#### What the exercise asks
Pictures stay out of the copy; restate everything else in the material exactly.

==================================================

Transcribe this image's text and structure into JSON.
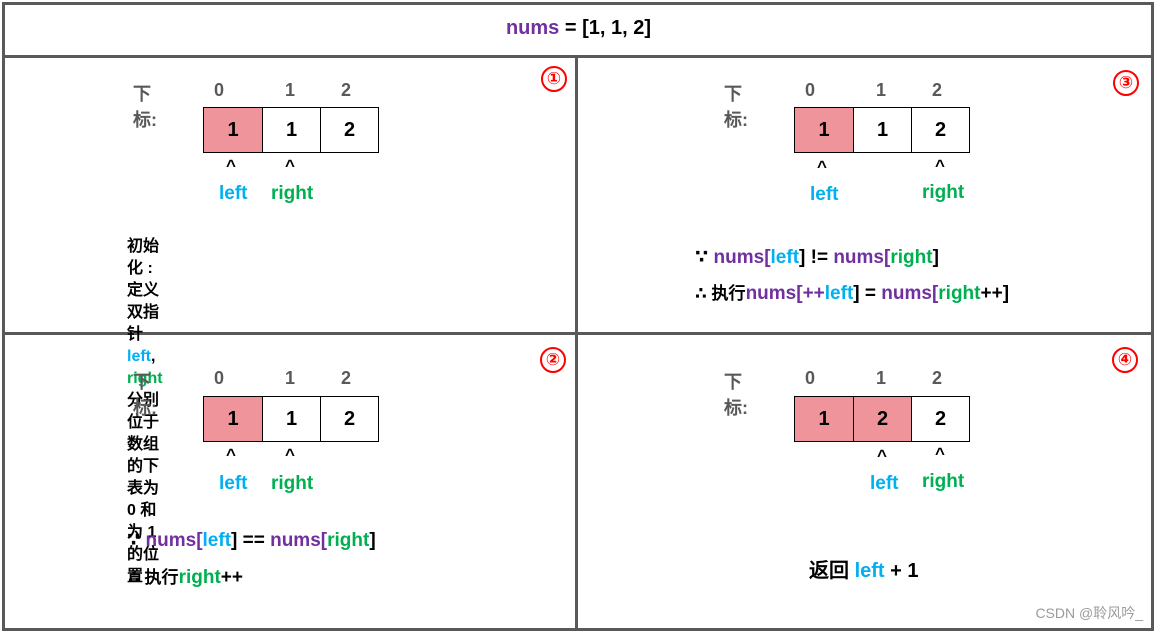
{
  "title": {
    "lhs": "nums",
    "rhs": " = [1, 1, 2]"
  },
  "index_label": "下标:",
  "indices": [
    "0",
    "1",
    "2"
  ],
  "caret": "^",
  "pointer_labels": {
    "left": "left",
    "right": "right"
  },
  "colors": {
    "nums": "#7030a0",
    "left": "#00b0f0",
    "right": "#00b050",
    "highlight": "#f0949b",
    "badge": "#ff0000",
    "grid": "#595959"
  },
  "panels": [
    {
      "badge": "①",
      "cells": [
        {
          "value": "1",
          "highlighted": true
        },
        {
          "value": "1",
          "highlighted": false
        },
        {
          "value": "2",
          "highlighted": false
        }
      ],
      "left_index": 0,
      "right_index": 1,
      "note": {
        "prefix": "初始化 :定义双指针",
        "left": "left",
        "sep": ", ",
        "right": "right",
        "suffix": " 分别位于",
        "line2": "数组的下表为 0 和为 1 的位置"
      }
    },
    {
      "badge": "②",
      "cells": [
        {
          "value": "1",
          "highlighted": true
        },
        {
          "value": "1",
          "highlighted": false
        },
        {
          "value": "2",
          "highlighted": false
        }
      ],
      "left_index": 0,
      "right_index": 1,
      "cond": {
        "because": "∵ ",
        "nums1": "nums",
        "ob1": "[",
        "left": "left",
        "cb1": "]",
        "op": " == ",
        "nums2": "nums",
        "ob2": "[",
        "right": "right",
        "cb2": "]"
      },
      "action": {
        "therefore": "∴ 执行",
        "right": "right",
        "suffix": "++"
      }
    },
    {
      "badge": "③",
      "cells": [
        {
          "value": "1",
          "highlighted": true
        },
        {
          "value": "1",
          "highlighted": false
        },
        {
          "value": "2",
          "highlighted": false
        }
      ],
      "left_index": 0,
      "right_index": 2,
      "cond": {
        "because": "∵ ",
        "nums1": "nums",
        "ob1": "[",
        "left": "left",
        "cb1": "]",
        "op": " != ",
        "nums2": "nums",
        "ob2": "[",
        "right": "right",
        "cb2": "]"
      },
      "action": {
        "therefore": "∴ 执行",
        "nums1": "nums",
        "ob1": "[++",
        "left": "left",
        "cb1": "]",
        "op": " = ",
        "nums2": "nums",
        "ob2": "[",
        "right": "right",
        "cb2": "++]"
      }
    },
    {
      "badge": "④",
      "cells": [
        {
          "value": "1",
          "highlighted": true
        },
        {
          "value": "2",
          "highlighted": true
        },
        {
          "value": "2",
          "highlighted": false
        }
      ],
      "left_index": 1,
      "right_index": 2,
      "result": {
        "prefix": "返回 ",
        "left": "left",
        "suffix": " + 1"
      }
    }
  ],
  "watermark": "CSDN @聆风吟_"
}
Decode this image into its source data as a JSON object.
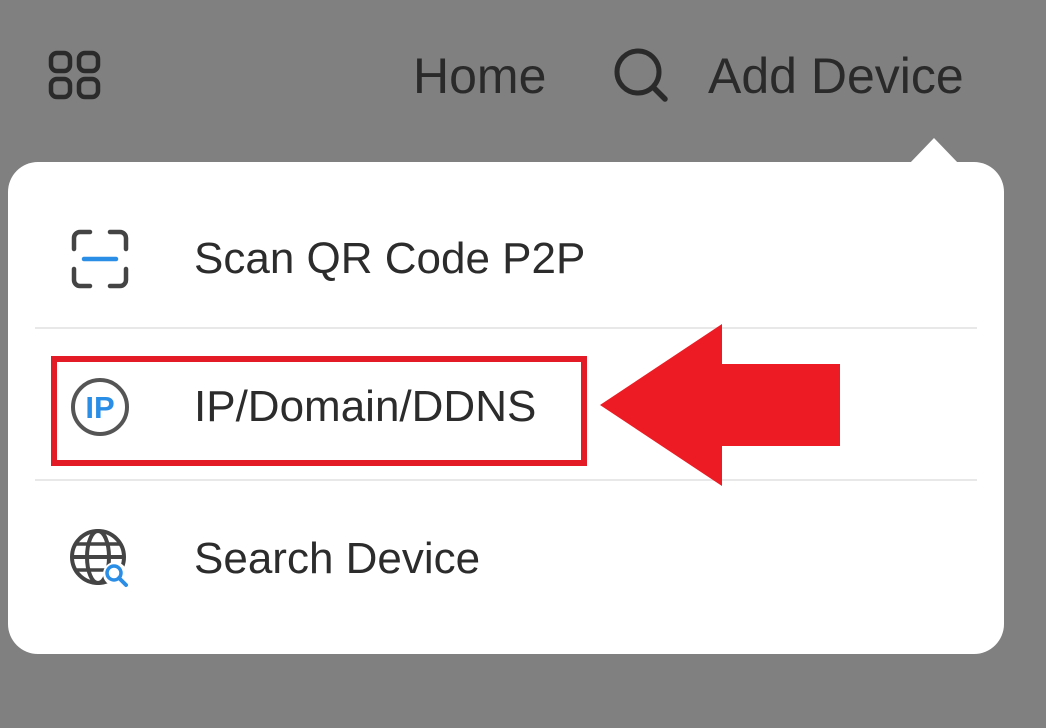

==================================================

#### Expected answer
Transcribe this image's text and structure into JSON.
{
  "title": {
    "lhs": "nums",
    "rhs": " = [1, 1, 2]"
  },
  "index_label": "下标:",
  "indices": [
    "0",
    "1",
    "2"
  ],
  "caret": "^",
  "pointer_labels": {
    "left": "left",
    "right": "right"
  },
  "colors": {
    "nums": "#7030a0",
    "left": "#00b0f0",
    "right": "#00b050",
    "highlight": "#f0949b",
    "badge": "#ff0000",
    "grid": "#595959"
  },
  "panels": [
    {
      "badge": "①",
      "cells": [
        {
          "value": "1",
          "highlighted": true
        },
        {
          "value": "1",
          "highlighted": false
        },
        {
          "value": "2",
          "highlighted": false
        }
      ],
      "left_index": 0,
      "right_index": 1,
      "note": {
        "prefix": "初始化 :定义双指针",
        "left": "left",
        "sep": ", ",
        "right": "right",
        "suffix": " 分别位于",
        "line2": "数组的下表为 0 和为 1 的位置"
      }
    },
    {
      "badge": "②",
      "cells": [
        {
          "value": "1",
          "highlighted": true
        },
        {
          "value": "1",
          "highlighted": false
        },
        {
          "value": "2",
          "highlighted": false
        }
      ],
      "left_index": 0,
      "right_index": 1,
      "cond": {
        "because": "∵ ",
        "nums1": "nums",
        "ob1": "[",
        "left": "left",
        "cb1": "]",
        "op": " == ",
        "nums2": "nums",
        "ob2": "[",
        "right": "right",
        "cb2": "]"
      },
      "action": {
        "therefore": "∴ 执行",
        "right": "right",
        "suffix": "++"
      }
    },
    {
      "badge": "③",
      "cells": [
        {
          "value": "1",
          "highlighted": true
        },
        {
          "value": "1",
          "highlighted": false
        },
        {
          "value": "2",
          "highlighted": false
        }
      ],
      "left_index": 0,
      "right_index": 2,
      "cond": {
        "because": "∵ ",
        "nums1": "nums",
        "ob1": "[",
        "left": "left",
        "cb1": "]",
        "op": " != ",
        "nums2": "nums",
        "ob2": "[",
        "right": "right",
        "cb2": "]"
      },
      "action": {
        "therefore": "∴ 执行",
        "nums1": "nums",
        "ob1": "[++",
        "left": "left",
        "cb1": "]",
        "op": " = ",
        "nums2": "nums",
        "ob2": "[",
        "right": "right",
        "cb2": "++]"
      }
    },
    {
      "badge": "④",
      "cells": [
        {
          "value": "1",
          "highlighted": true
        },
        {
          "value": "2",
          "highlighted": true
        },
        {
          "value": "2",
          "highlighted": false
        }
      ],
      "left_index": 1,
      "right_index": 2,
      "result": {
        "prefix": "返回 ",
        "left": "left",
        "suffix": " + 1"
      }
    }
  ],
  "watermark": "CSDN @聆风吟_"
}
Decode this image into its source data as a JSON object.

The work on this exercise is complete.